(Saved entries)
======
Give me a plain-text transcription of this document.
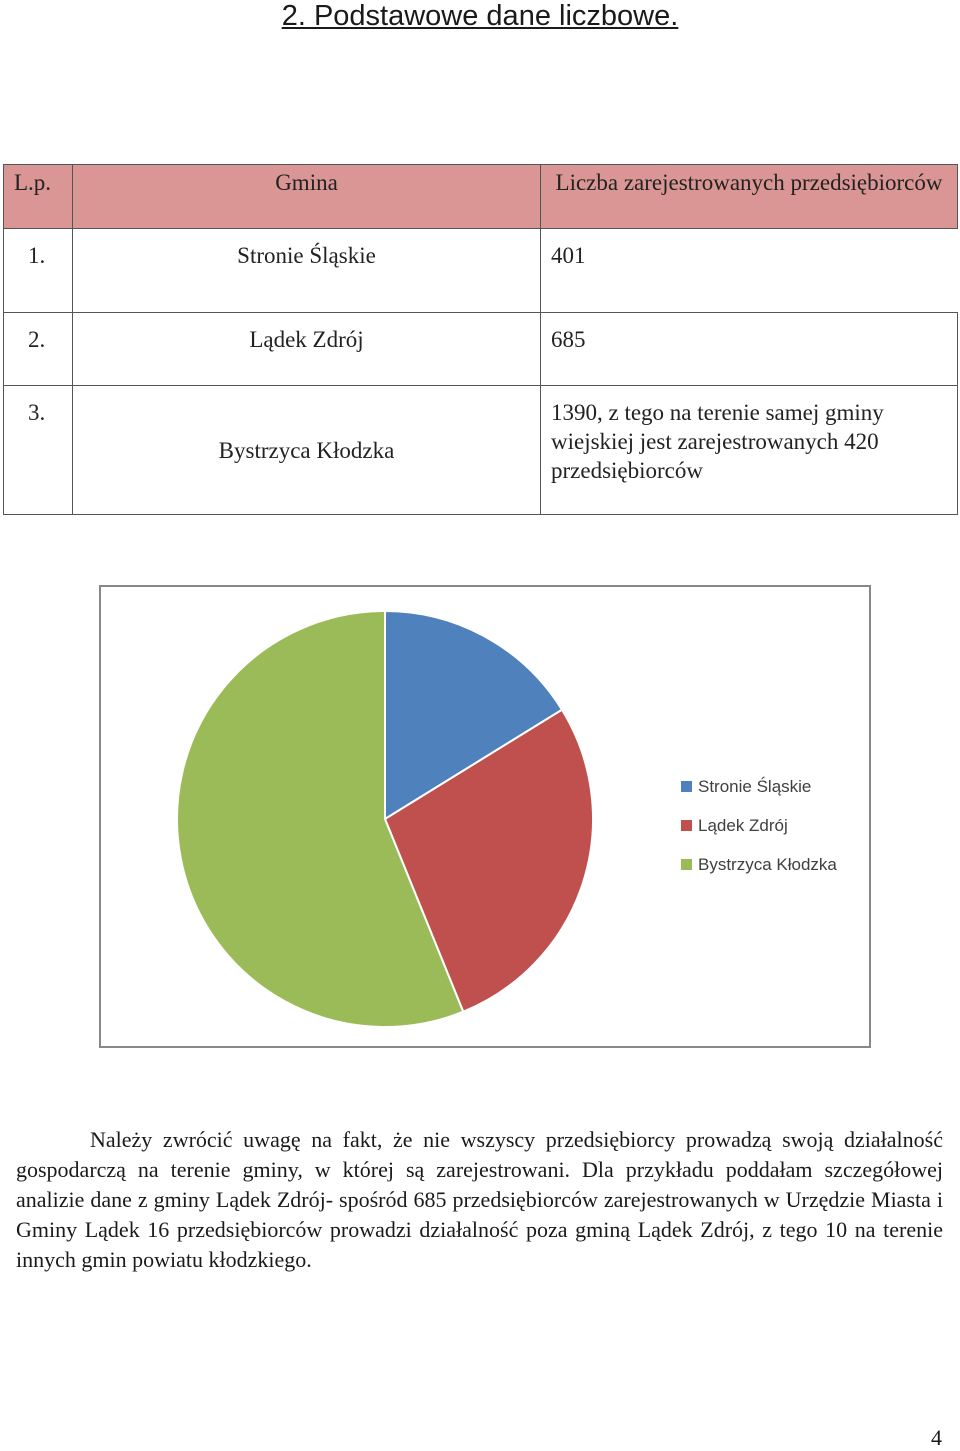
2. Podstawowe dane liczbowe.
L.p.	Gmina	Liczba zarejestrowanych przedsiębiorców
1.	Stronie Śląskie	401
2.	Lądek Zdrój	685
3.	Bystrzyca Kłodzka	1390, z tego na terenie samej gminy wiejskiej jest zarejestrowanych 420 przedsiębiorców
Stronie Śląskie
Lądek Zdrój
Bystrzyca Kłodzka

Należy zwrócić uwagę na fakt, że nie wszyscy przedsiębiorcy prowadzą swoją działalność gospodarczą na terenie gminy, w której są zarejestrowani. Dla przykładu poddałam szczegółowej analizie dane z gminy Lądek Zdrój- spośród 685 przedsiębiorców zarejestrowanych w Urzędzie Miasta i Gminy Lądek 16 przedsiębiorców prowadzi działalność poza gminą Lądek Zdrój, z tego 10 na terenie innych gmin powiatu kłodzkiego.

4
======
TASK DETAILS:
Transcribe all the lines above exactly, apart from the pictures.

FINISHED ANSWER:
Give me a plain-text transcription of this document.
2. Podstawowe dane liczbowe.
L.p.	Gmina	Liczba zarejestrowanych przedsiębiorców
1.	Stronie Śląskie	401
2.	Lądek Zdrój	685
3.	Bystrzyca Kłodzka	1390, z tego na terenie samej gminy wiejskiej jest zarejestrowanych 420 przedsiębiorców
Stronie Śląskie
Lądek Zdrój
Bystrzyca Kłodzka

Należy zwrócić uwagę na fakt, że nie wszyscy przedsiębiorcy prowadzą swoją działalność gospodarczą na terenie gminy, w której są zarejestrowani. Dla przykładu poddałam szczegółowej analizie dane z gminy Lądek Zdrój- spośród 685 przedsiębiorców zarejestrowanych w Urzędzie Miasta i Gminy Lądek 16 przedsiębiorców prowadzi działalność poza gminą Lądek Zdrój, z tego 10 na terenie innych gmin powiatu kłodzkiego.

4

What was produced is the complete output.